━━ DATA EXCERPTS

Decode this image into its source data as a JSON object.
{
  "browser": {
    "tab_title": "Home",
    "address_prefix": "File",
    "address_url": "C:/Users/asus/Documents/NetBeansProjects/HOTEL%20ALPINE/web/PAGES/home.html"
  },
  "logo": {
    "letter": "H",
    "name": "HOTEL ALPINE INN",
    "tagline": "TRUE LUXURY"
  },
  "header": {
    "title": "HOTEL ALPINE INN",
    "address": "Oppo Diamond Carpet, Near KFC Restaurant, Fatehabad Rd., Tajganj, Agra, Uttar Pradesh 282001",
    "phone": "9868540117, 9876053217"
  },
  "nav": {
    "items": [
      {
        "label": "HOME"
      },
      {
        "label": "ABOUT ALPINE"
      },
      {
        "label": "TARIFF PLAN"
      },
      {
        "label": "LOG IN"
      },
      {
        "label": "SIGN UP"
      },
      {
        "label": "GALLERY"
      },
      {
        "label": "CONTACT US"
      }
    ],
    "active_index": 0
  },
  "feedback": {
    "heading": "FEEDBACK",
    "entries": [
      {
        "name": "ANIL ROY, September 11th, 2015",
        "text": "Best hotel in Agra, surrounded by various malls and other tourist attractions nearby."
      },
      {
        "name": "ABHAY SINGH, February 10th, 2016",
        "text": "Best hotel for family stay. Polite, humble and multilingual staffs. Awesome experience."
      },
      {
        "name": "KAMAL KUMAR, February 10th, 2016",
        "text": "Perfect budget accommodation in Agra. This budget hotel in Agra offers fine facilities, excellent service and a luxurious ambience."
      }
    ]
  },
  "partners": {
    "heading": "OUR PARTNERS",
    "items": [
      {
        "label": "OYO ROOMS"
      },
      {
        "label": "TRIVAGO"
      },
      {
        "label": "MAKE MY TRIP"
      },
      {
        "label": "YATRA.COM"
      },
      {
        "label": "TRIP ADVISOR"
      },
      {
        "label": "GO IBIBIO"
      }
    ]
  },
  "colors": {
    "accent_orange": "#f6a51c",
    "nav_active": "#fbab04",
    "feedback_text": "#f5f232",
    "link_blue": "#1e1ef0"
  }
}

━━━━

Which lines include the word "February"? List them all.

        "name": "ABHAY SINGH, February 10th, 2016",
        "name": "KAMAL KUMAR, February 10th, 2016",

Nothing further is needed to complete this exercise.